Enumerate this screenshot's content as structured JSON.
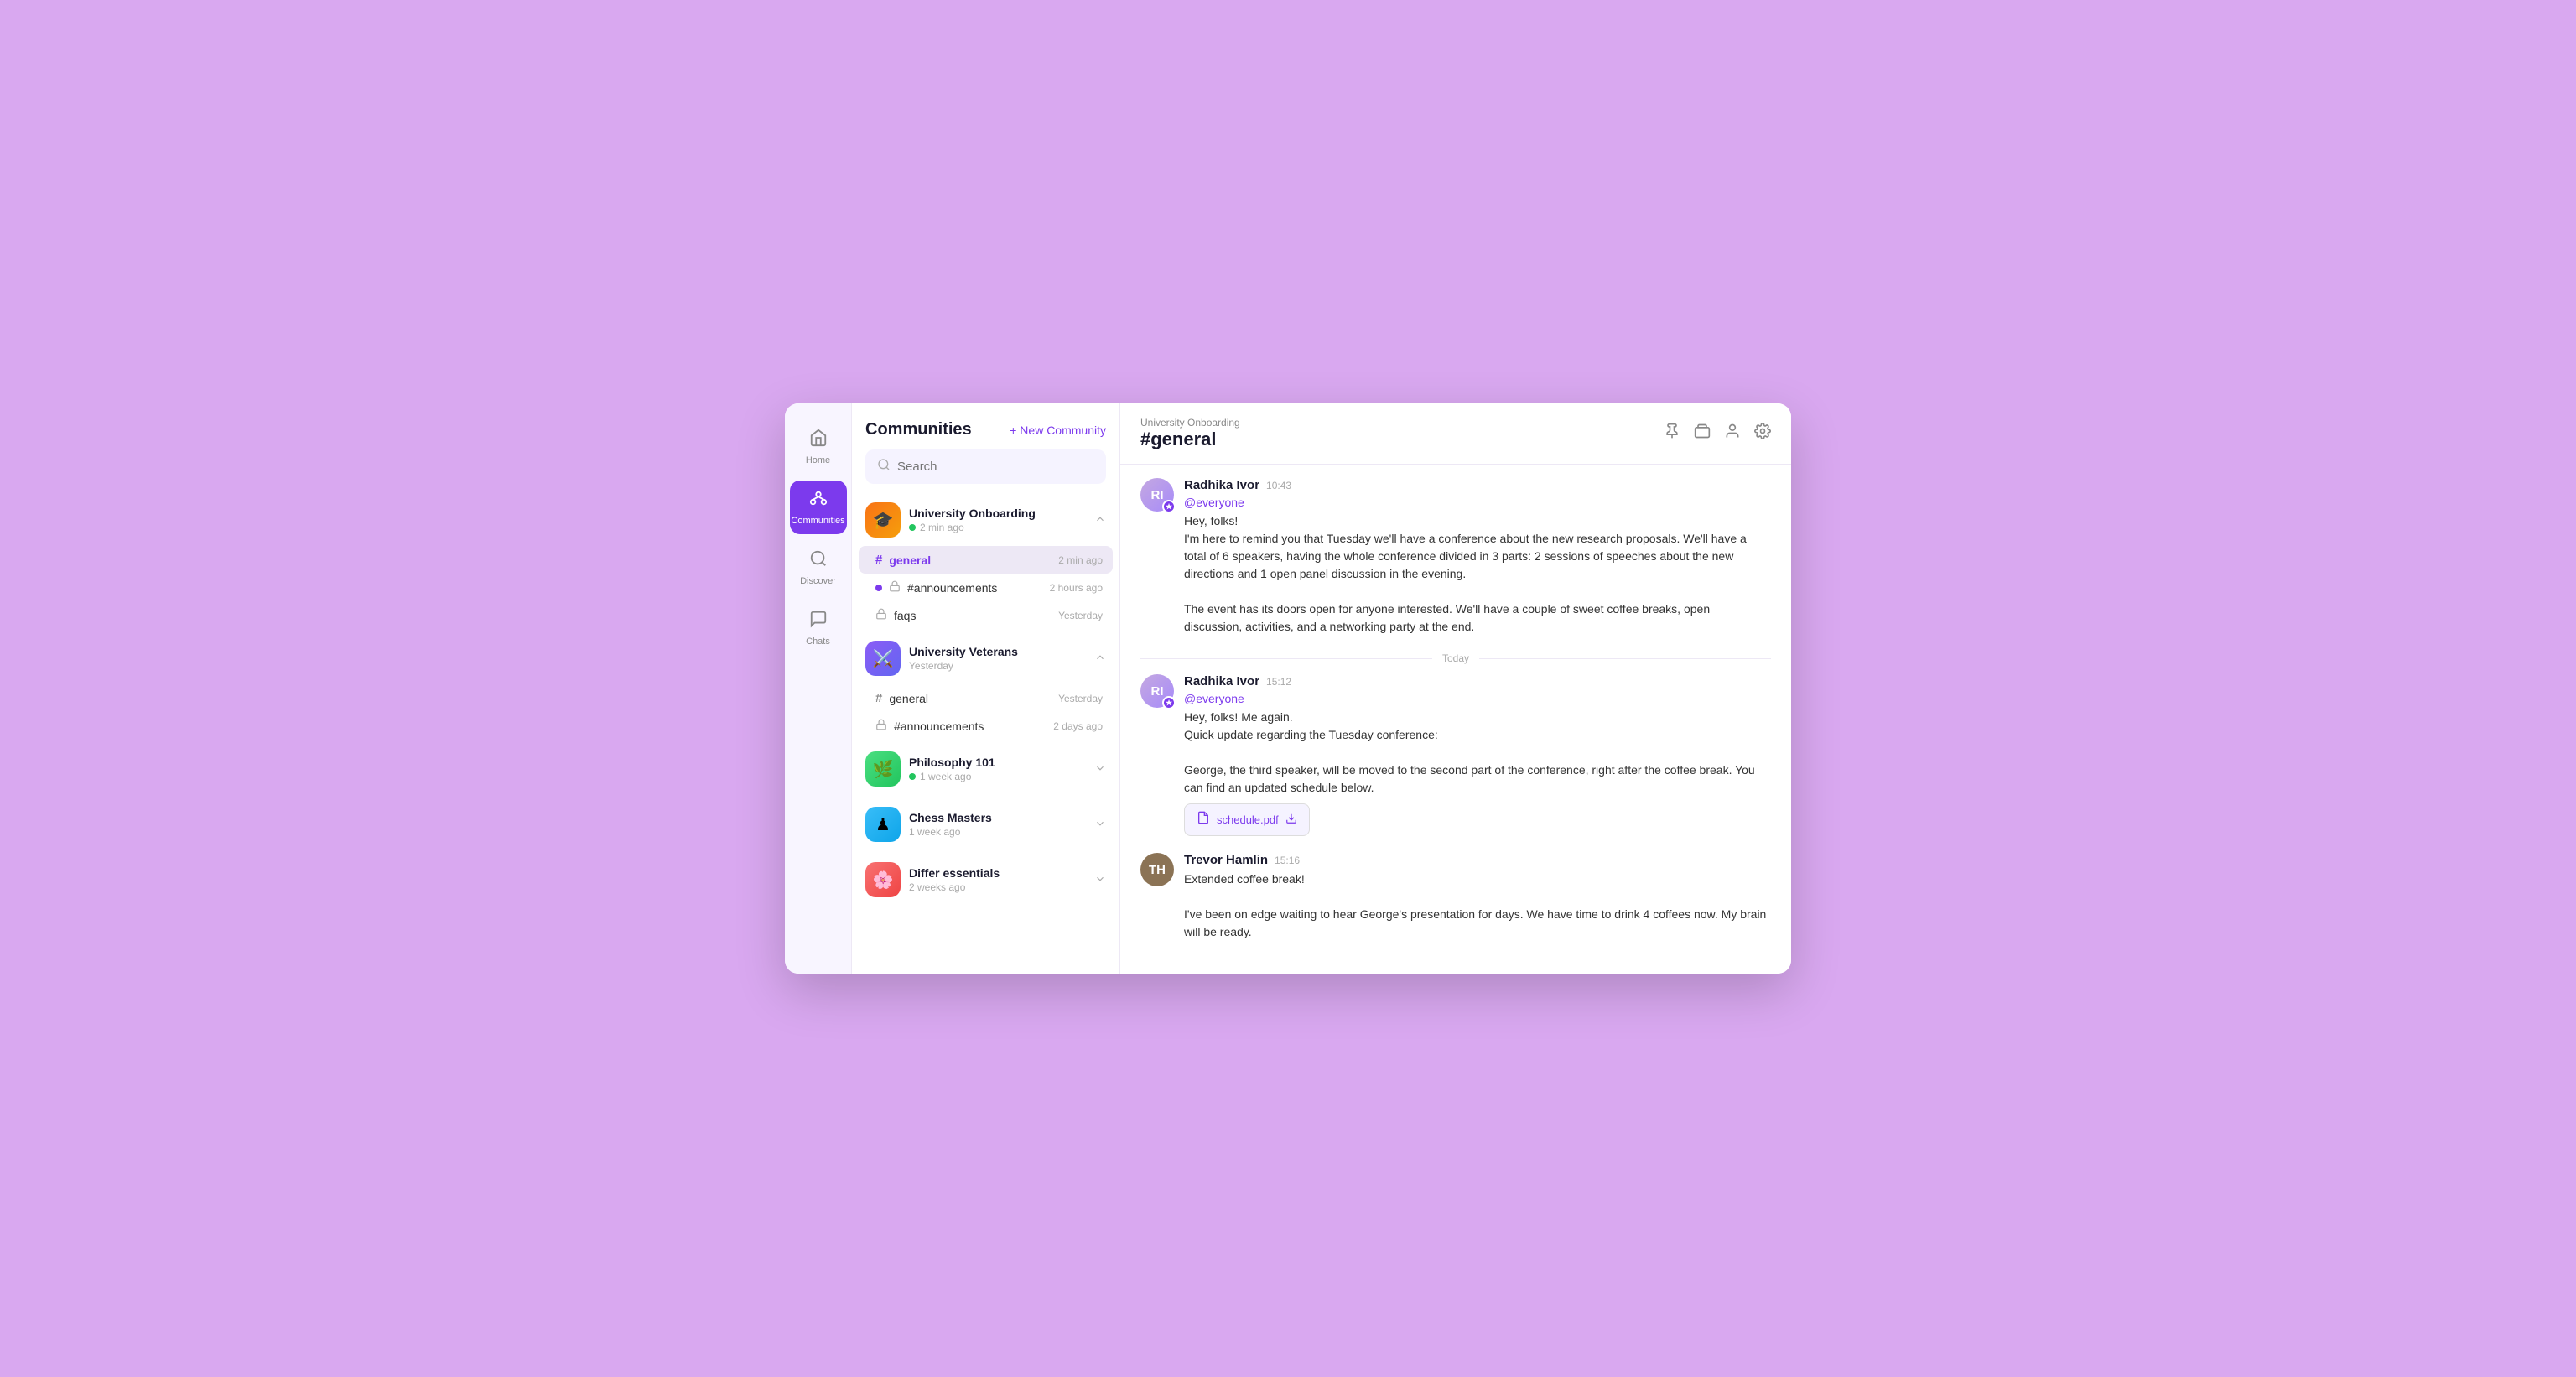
{
  "nav": {
    "home_label": "Home",
    "communities_label": "Communities",
    "discover_label": "Discover",
    "chats_label": "Chats"
  },
  "communities_panel": {
    "title": "Communities",
    "new_community_label": "+ New Community",
    "search_placeholder": "Search",
    "communities": [
      {
        "id": "university-onboarding",
        "name": "University Onboarding",
        "time": "2 min ago",
        "online": true,
        "expanded": true,
        "channels": [
          {
            "name": "#general",
            "time": "2 min ago",
            "active": true,
            "unread": false
          },
          {
            "name": "#announcements",
            "time": "2 hours ago",
            "active": false,
            "unread": true,
            "locked": true
          },
          {
            "name": "faqs",
            "time": "Yesterday",
            "active": false,
            "unread": false,
            "locked": true
          }
        ]
      },
      {
        "id": "university-veterans",
        "name": "University Veterans",
        "time": "Yesterday",
        "online": false,
        "expanded": true,
        "channels": [
          {
            "name": "#general",
            "time": "Yesterday",
            "active": false,
            "unread": false
          },
          {
            "name": "#announcements",
            "time": "2 days ago",
            "active": false,
            "unread": false,
            "locked": true
          }
        ]
      },
      {
        "id": "philosophy-101",
        "name": "Philosophy 101",
        "time": "1 week ago",
        "online": true,
        "expanded": false,
        "channels": []
      },
      {
        "id": "chess-masters",
        "name": "Chess Masters",
        "time": "1 week ago",
        "online": false,
        "expanded": false,
        "channels": []
      },
      {
        "id": "differ-essentials",
        "name": "Differ essentials",
        "time": "2 weeks ago",
        "online": false,
        "expanded": false,
        "channels": []
      }
    ]
  },
  "chat": {
    "community_name": "University Onboarding",
    "channel_name": "#general",
    "messages": [
      {
        "id": 1,
        "author": "Radhika Ivor",
        "time": "10:43",
        "badge": true,
        "mention": "@everyone",
        "lines": [
          "Hey, folks!",
          "I'm here to remind you that Tuesday we'll have a conference about the new research proposals. We'll have a total of 6 speakers, having the whole conference divided in 3 parts: 2 sessions of speeches about the new directions and 1 open panel discussion in the evening.",
          "The event has its doors open for anyone interested. We'll have a couple of sweet coffee breaks, open discussion, activities, and a networking party at the end."
        ],
        "divider_before": false
      },
      {
        "id": 2,
        "author": "Radhika Ivor",
        "time": "15:12",
        "badge": true,
        "mention": "@everyone",
        "divider_before": true,
        "divider_label": "Today",
        "lines": [
          "Hey, folks! Me again.",
          "Quick update regarding the Tuesday conference:",
          "George, the third speaker, will be moved to the second part of the conference, right after the coffee break. You can find an updated schedule below."
        ],
        "attachment": {
          "name": "schedule.pdf",
          "icon": "📄"
        }
      },
      {
        "id": 3,
        "author": "Trevor Hamlin",
        "time": "15:16",
        "badge": false,
        "mention": null,
        "divider_before": false,
        "lines": [
          "Extended coffee break!",
          "I've been on edge waiting to hear George's presentation for days. We have time to drink 4 coffees now. My brain will be ready."
        ]
      }
    ]
  },
  "icons": {
    "home": "⌂",
    "communities": "⬡",
    "discover": "⊕",
    "chats": "💬",
    "search": "🔍",
    "pin": "📌",
    "layers": "⧉",
    "person": "👤",
    "settings": "⚙",
    "chevron_up": "∧",
    "chevron_down": "∨",
    "lock": "🔒",
    "file": "📄",
    "download": "⬇"
  }
}
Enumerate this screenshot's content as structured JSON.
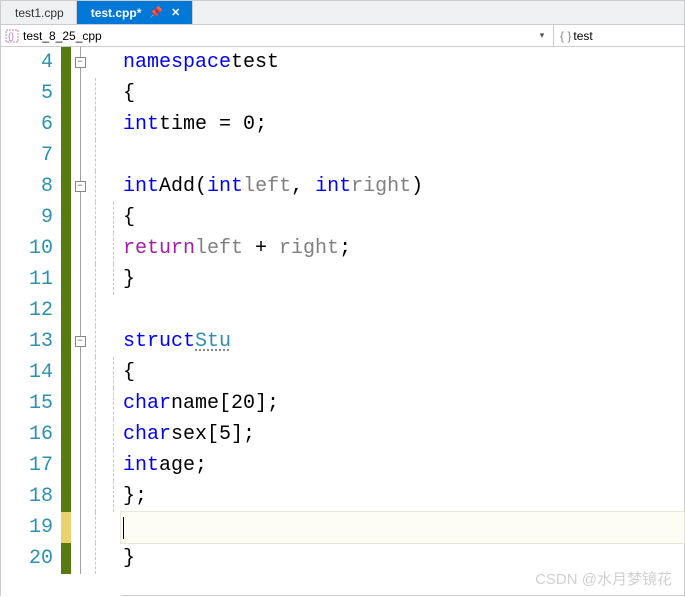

Exercise brief: Count every line in the listing above that holds "conference", then report only the count.

Task solution: 3